_Listed entries_
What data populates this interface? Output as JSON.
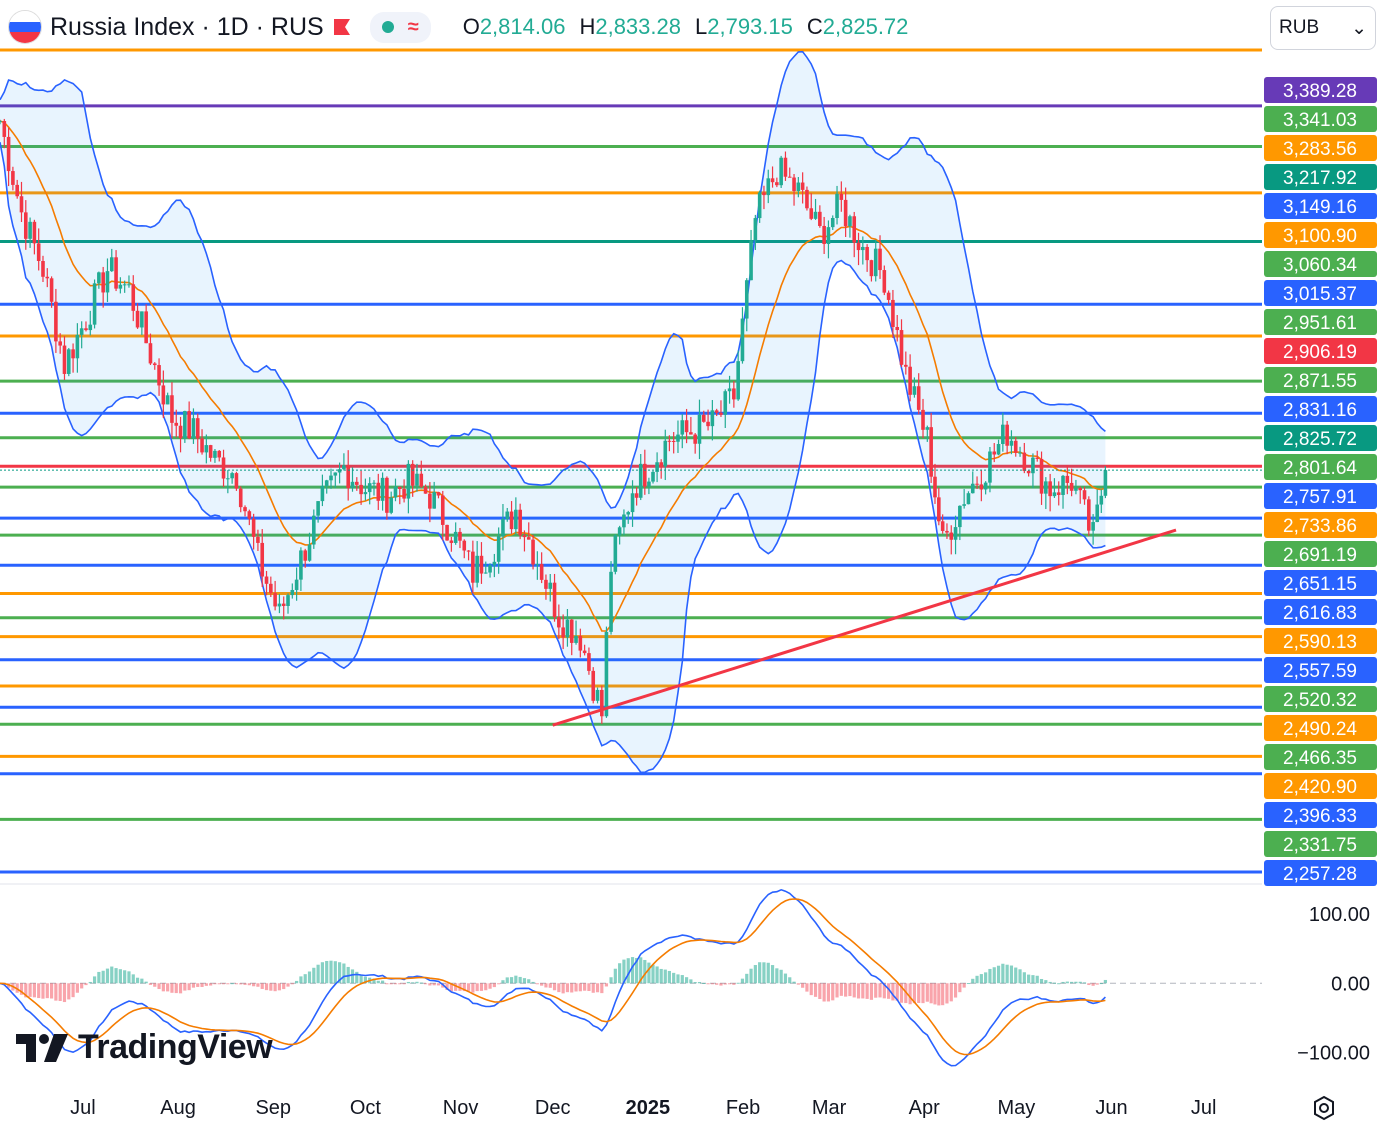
{
  "header": {
    "symbol_title": "Russia Index · 1D · RUS",
    "open_key": "O",
    "open": "2,814.06",
    "high_key": "H",
    "high": "2,833.28",
    "low_key": "L",
    "low": "2,793.15",
    "close_key": "C",
    "close": "2,825.72",
    "flag_icon": "russia-flag-icon",
    "indicator_dot_color": "#22ab94"
  },
  "currency_select": {
    "value": "RUB",
    "chevron": "⌄"
  },
  "logo": {
    "text": "TradingView"
  },
  "colors": {
    "up": "#22ab94",
    "down": "#f23645",
    "band": "#2962ff",
    "ema": "#f57c00",
    "trend": "#f23645",
    "macd": "#2962ff",
    "signal": "#f57c00"
  },
  "chart_data": {
    "type": "candlestick",
    "symbol": "Russia Index",
    "interval": "1D",
    "exchange": "RUS",
    "x_ticks": [
      {
        "label": "Jul",
        "date": "2024-07-01"
      },
      {
        "label": "Aug",
        "date": "2024-08-01"
      },
      {
        "label": "Sep",
        "date": "2024-09-01"
      },
      {
        "label": "Oct",
        "date": "2024-10-01"
      },
      {
        "label": "Nov",
        "date": "2024-11-01"
      },
      {
        "label": "Dec",
        "date": "2024-12-01"
      },
      {
        "label": "2025",
        "date": "2025-01-01",
        "bold": true
      },
      {
        "label": "Feb",
        "date": "2025-02-01"
      },
      {
        "label": "Mar",
        "date": "2025-03-01"
      },
      {
        "label": "Apr",
        "date": "2025-04-01"
      },
      {
        "label": "May",
        "date": "2025-05-01"
      },
      {
        "label": "Jun",
        "date": "2025-06-01"
      },
      {
        "label": "Jul",
        "date": "2025-07-01"
      }
    ],
    "x_range": [
      "2024-06-04",
      "2025-07-20"
    ],
    "y_range": [
      2257.28,
      3420
    ],
    "close_series": [
      [
        "2024-06-04",
        3320
      ],
      [
        "2024-06-11",
        3190
      ],
      [
        "2024-06-18",
        3110
      ],
      [
        "2024-06-25",
        2975
      ],
      [
        "2024-07-02",
        3040
      ],
      [
        "2024-07-09",
        3110
      ],
      [
        "2024-07-16",
        3080
      ],
      [
        "2024-07-23",
        2990
      ],
      [
        "2024-07-30",
        2900
      ],
      [
        "2024-08-06",
        2880
      ],
      [
        "2024-08-13",
        2840
      ],
      [
        "2024-08-20",
        2820
      ],
      [
        "2024-08-27",
        2700
      ],
      [
        "2024-09-03",
        2620
      ],
      [
        "2024-09-10",
        2700
      ],
      [
        "2024-09-17",
        2780
      ],
      [
        "2024-09-24",
        2830
      ],
      [
        "2024-10-01",
        2800
      ],
      [
        "2024-10-08",
        2790
      ],
      [
        "2024-10-15",
        2810
      ],
      [
        "2024-10-22",
        2790
      ],
      [
        "2024-10-29",
        2740
      ],
      [
        "2024-11-05",
        2680
      ],
      [
        "2024-11-12",
        2720
      ],
      [
        "2024-11-19",
        2770
      ],
      [
        "2024-11-26",
        2700
      ],
      [
        "2024-12-03",
        2620
      ],
      [
        "2024-12-10",
        2590
      ],
      [
        "2024-12-17",
        2480
      ],
      [
        "2024-12-20",
        2690
      ],
      [
        "2024-12-27",
        2800
      ],
      [
        "2025-01-08",
        2870
      ],
      [
        "2025-01-15",
        2880
      ],
      [
        "2025-01-22",
        2890
      ],
      [
        "2025-01-29",
        2930
      ],
      [
        "2025-02-05",
        3180
      ],
      [
        "2025-02-12",
        3250
      ],
      [
        "2025-02-19",
        3220
      ],
      [
        "2025-02-26",
        3160
      ],
      [
        "2025-03-05",
        3200
      ],
      [
        "2025-03-12",
        3140
      ],
      [
        "2025-03-19",
        3100
      ],
      [
        "2025-03-26",
        2960
      ],
      [
        "2025-04-02",
        2870
      ],
      [
        "2025-04-07",
        2720
      ],
      [
        "2025-04-14",
        2790
      ],
      [
        "2025-04-21",
        2830
      ],
      [
        "2025-04-28",
        2880
      ],
      [
        "2025-05-05",
        2840
      ],
      [
        "2025-05-12",
        2800
      ],
      [
        "2025-05-19",
        2810
      ],
      [
        "2025-05-26",
        2730
      ],
      [
        "2025-05-30",
        2825.72
      ]
    ],
    "ohlc_last": {
      "open": 2814.06,
      "high": 2833.28,
      "low": 2793.15,
      "close": 2825.72
    },
    "trendline": [
      [
        "2024-12-01",
        2465
      ],
      [
        "2025-06-22",
        2741
      ]
    ],
    "horizontal_levels": [
      {
        "value": 3420,
        "color": "#ff9800"
      },
      {
        "value": 3341.03,
        "color": "#673ab7"
      },
      {
        "value": 3283.56,
        "color": "#4caf50"
      },
      {
        "value": 3217.92,
        "color": "#ff9800"
      },
      {
        "value": 3149.16,
        "color": "#089981"
      },
      {
        "value": 3060.34,
        "color": "#2962ff"
      },
      {
        "value": 3015.37,
        "color": "#ff9800"
      },
      {
        "value": 2951.61,
        "color": "#4caf50"
      },
      {
        "value": 2906.19,
        "color": "#2962ff"
      },
      {
        "value": 2871.55,
        "color": "#4caf50"
      },
      {
        "value": 2831.16,
        "color": "#f23645"
      },
      {
        "value": 2801.64,
        "color": "#4caf50"
      },
      {
        "value": 2757.91,
        "color": "#2962ff"
      },
      {
        "value": 2733.86,
        "color": "#4caf50"
      },
      {
        "value": 2691.19,
        "color": "#2962ff"
      },
      {
        "value": 2651.15,
        "color": "#ff9800"
      },
      {
        "value": 2616.83,
        "color": "#4caf50"
      },
      {
        "value": 2590.13,
        "color": "#ff9800"
      },
      {
        "value": 2557.59,
        "color": "#2962ff"
      },
      {
        "value": 2520.32,
        "color": "#ff9800"
      },
      {
        "value": 2490.24,
        "color": "#2962ff"
      },
      {
        "value": 2466.35,
        "color": "#4caf50"
      },
      {
        "value": 2420.9,
        "color": "#ff9800"
      },
      {
        "value": 2396.33,
        "color": "#2962ff"
      },
      {
        "value": 2331.75,
        "color": "#4caf50"
      },
      {
        "value": 2257.28,
        "color": "#2962ff"
      }
    ],
    "price_labels": [
      {
        "text": "3,389.28",
        "bg": "#673ab7"
      },
      {
        "text": "3,341.03",
        "bg": "#4caf50"
      },
      {
        "text": "3,283.56",
        "bg": "#ff9800"
      },
      {
        "text": "3,217.92",
        "bg": "#089981"
      },
      {
        "text": "3,149.16",
        "bg": "#2962ff"
      },
      {
        "text": "3,100.90",
        "bg": "#ff9800"
      },
      {
        "text": "3,060.34",
        "bg": "#4caf50"
      },
      {
        "text": "3,015.37",
        "bg": "#2962ff"
      },
      {
        "text": "2,951.61",
        "bg": "#4caf50"
      },
      {
        "text": "2,906.19",
        "bg": "#f23645"
      },
      {
        "text": "2,871.55",
        "bg": "#4caf50"
      },
      {
        "text": "2,831.16",
        "bg": "#2962ff"
      },
      {
        "text": "2,825.72",
        "bg": "#089981"
      },
      {
        "text": "2,801.64",
        "bg": "#4caf50"
      },
      {
        "text": "2,757.91",
        "bg": "#2962ff"
      },
      {
        "text": "2,733.86",
        "bg": "#ff9800"
      },
      {
        "text": "2,691.19",
        "bg": "#4caf50"
      },
      {
        "text": "2,651.15",
        "bg": "#2962ff"
      },
      {
        "text": "2,616.83",
        "bg": "#2962ff"
      },
      {
        "text": "2,590.13",
        "bg": "#ff9800"
      },
      {
        "text": "2,557.59",
        "bg": "#2962ff"
      },
      {
        "text": "2,520.32",
        "bg": "#4caf50"
      },
      {
        "text": "2,490.24",
        "bg": "#ff9800"
      },
      {
        "text": "2,466.35",
        "bg": "#4caf50"
      },
      {
        "text": "2,420.90",
        "bg": "#ff9800"
      },
      {
        "text": "2,396.33",
        "bg": "#2962ff"
      },
      {
        "text": "2,331.75",
        "bg": "#4caf50"
      },
      {
        "text": "2,257.28",
        "bg": "#2962ff"
      }
    ],
    "indicator": {
      "name": "MACD",
      "y_ticks": [
        "100.00",
        "0.00",
        "−100.00"
      ],
      "y_values": [
        100,
        0,
        -100
      ],
      "y_range": [
        -125,
        120
      ]
    }
  }
}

_Instructions for the task_
Count how many lines hold the string "Index" and give that number alone.

_Result of the task_
2